Repeat the records exactly. Every line must match.

++++ GIVEN ENTRIES ++++

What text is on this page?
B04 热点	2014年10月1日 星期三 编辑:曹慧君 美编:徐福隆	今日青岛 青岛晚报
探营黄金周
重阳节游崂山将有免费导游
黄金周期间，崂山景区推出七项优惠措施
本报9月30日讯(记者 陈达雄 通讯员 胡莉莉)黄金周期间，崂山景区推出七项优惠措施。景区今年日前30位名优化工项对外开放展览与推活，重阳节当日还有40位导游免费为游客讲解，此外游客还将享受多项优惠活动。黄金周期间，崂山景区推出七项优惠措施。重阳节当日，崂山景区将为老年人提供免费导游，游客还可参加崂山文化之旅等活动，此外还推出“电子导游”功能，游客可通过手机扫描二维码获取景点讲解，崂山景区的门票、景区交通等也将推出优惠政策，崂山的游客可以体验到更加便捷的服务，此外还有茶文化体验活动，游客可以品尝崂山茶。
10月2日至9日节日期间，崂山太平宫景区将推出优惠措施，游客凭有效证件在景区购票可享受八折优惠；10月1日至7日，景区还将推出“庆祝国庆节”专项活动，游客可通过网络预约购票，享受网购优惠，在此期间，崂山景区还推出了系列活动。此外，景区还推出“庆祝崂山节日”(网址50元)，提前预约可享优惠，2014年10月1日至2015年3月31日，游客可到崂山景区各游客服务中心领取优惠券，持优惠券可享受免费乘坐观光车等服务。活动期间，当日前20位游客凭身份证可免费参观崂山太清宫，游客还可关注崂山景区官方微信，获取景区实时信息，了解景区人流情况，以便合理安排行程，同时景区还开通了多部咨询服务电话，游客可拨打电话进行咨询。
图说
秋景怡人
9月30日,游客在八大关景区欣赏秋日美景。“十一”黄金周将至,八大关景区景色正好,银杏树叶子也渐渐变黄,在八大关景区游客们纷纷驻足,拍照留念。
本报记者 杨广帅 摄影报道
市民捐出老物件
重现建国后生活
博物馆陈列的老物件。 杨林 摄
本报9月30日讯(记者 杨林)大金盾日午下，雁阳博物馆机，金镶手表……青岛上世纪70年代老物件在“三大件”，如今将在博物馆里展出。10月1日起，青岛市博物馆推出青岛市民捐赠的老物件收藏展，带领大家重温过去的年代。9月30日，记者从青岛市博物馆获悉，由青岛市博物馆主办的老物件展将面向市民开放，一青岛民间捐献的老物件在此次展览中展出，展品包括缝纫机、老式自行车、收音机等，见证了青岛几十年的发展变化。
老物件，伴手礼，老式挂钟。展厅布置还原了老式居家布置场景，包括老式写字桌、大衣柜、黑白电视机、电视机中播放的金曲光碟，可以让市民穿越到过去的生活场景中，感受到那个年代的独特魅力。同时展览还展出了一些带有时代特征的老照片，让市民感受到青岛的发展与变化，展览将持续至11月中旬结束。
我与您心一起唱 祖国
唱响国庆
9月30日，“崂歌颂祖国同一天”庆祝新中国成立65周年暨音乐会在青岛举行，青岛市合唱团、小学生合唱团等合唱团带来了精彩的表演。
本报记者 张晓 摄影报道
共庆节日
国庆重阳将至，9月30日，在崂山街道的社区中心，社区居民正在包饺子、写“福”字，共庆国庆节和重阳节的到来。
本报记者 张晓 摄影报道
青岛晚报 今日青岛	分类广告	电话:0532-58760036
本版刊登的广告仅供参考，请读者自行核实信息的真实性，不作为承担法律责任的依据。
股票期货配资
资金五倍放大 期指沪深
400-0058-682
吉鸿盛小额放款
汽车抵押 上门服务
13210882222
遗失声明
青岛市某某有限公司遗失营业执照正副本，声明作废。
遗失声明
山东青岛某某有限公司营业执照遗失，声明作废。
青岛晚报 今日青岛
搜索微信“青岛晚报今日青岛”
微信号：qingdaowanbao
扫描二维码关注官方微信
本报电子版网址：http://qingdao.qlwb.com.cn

++++

#### THE SOLUTION:
What text is on this page?
B04 热点	2014年10月1日 星期三 编辑:曹慧君 美编:徐福隆	今日青岛 青岛晚报
探营黄金周
重阳节游崂山将有免费导游
黄金周期间，崂山景区推出七项优惠措施
本报9月30日讯(记者 陈达雄 通讯员 胡莉莉)黄金周期间，崂山景区推出七项优惠措施。景区今年日前30位名优化工项对外开放展览与推活，重阳节当日还有40位导游免费为游客讲解，此外游客还将享受多项优惠活动。黄金周期间，崂山景区推出七项优惠措施。重阳节当日，崂山景区将为老年人提供免费导游，游客还可参加崂山文化之旅等活动，此外还推出“电子导游”功能，游客可通过手机扫描二维码获取景点讲解，崂山景区的门票、景区交通等也将推出优惠政策，崂山的游客可以体验到更加便捷的服务，此外还有茶文化体验活动，游客可以品尝崂山茶。
10月2日至9日节日期间，崂山太平宫景区将推出优惠措施，游客凭有效证件在景区购票可享受八折优惠；10月1日至7日，景区还将推出“庆祝国庆节”专项活动，游客可通过网络预约购票，享受网购优惠，在此期间，崂山景区还推出了系列活动。此外，景区还推出“庆祝崂山节日”(网址50元)，提前预约可享优惠，2014年10月1日至2015年3月31日，游客可到崂山景区各游客服务中心领取优惠券，持优惠券可享受免费乘坐观光车等服务。活动期间，当日前20位游客凭身份证可免费参观崂山太清宫，游客还可关注崂山景区官方微信，获取景区实时信息，了解景区人流情况，以便合理安排行程，同时景区还开通了多部咨询服务电话，游客可拨打电话进行咨询。
图说
秋景怡人
9月30日,游客在八大关景区欣赏秋日美景。“十一”黄金周将至,八大关景区景色正好,银杏树叶子也渐渐变黄,在八大关景区游客们纷纷驻足,拍照留念。
本报记者 杨广帅 摄影报道
市民捐出老物件
重现建国后生活
博物馆陈列的老物件。 杨林 摄
本报9月30日讯(记者 杨林)大金盾日午下，雁阳博物馆机，金镶手表……青岛上世纪70年代老物件在“三大件”，如今将在博物馆里展出。10月1日起，青岛市博物馆推出青岛市民捐赠的老物件收藏展，带领大家重温过去的年代。9月30日，记者从青岛市博物馆获悉，由青岛市博物馆主办的老物件展将面向市民开放，一青岛民间捐献的老物件在此次展览中展出，展品包括缝纫机、老式自行车、收音机等，见证了青岛几十年的发展变化。
老物件，伴手礼，老式挂钟。展厅布置还原了老式居家布置场景，包括老式写字桌、大衣柜、黑白电视机、电视机中播放的金曲光碟，可以让市民穿越到过去的生活场景中，感受到那个年代的独特魅力。同时展览还展出了一些带有时代特征的老照片，让市民感受到青岛的发展与变化，展览将持续至11月中旬结束。
我与您心一起唱 祖国
唱响国庆
9月30日，“崂歌颂祖国同一天”庆祝新中国成立65周年暨音乐会在青岛举行，青岛市合唱团、小学生合唱团等合唱团带来了精彩的表演。
本报记者 张晓 摄影报道
共庆节日
国庆重阳将至，9月30日，在崂山街道的社区中心，社区居民正在包饺子、写“福”字，共庆国庆节和重阳节的到来。
本报记者 张晓 摄影报道
青岛晚报 今日青岛	分类广告	电话:0532-58760036
本版刊登的广告仅供参考，请读者自行核实信息的真实性，不作为承担法律责任的依据。
股票期货配资
资金五倍放大 期指沪深
400-0058-682
吉鸿盛小额放款
汽车抵押 上门服务
13210882222
遗失声明
青岛市某某有限公司遗失营业执照正副本，声明作废。
遗失声明
山东青岛某某有限公司营业执照遗失，声明作废。
青岛晚报 今日青岛
搜索微信“青岛晚报今日青岛”
微信号：qingdaowanbao
扫描二维码关注官方微信
本报电子版网址：http://qingdao.qlwb.com.cn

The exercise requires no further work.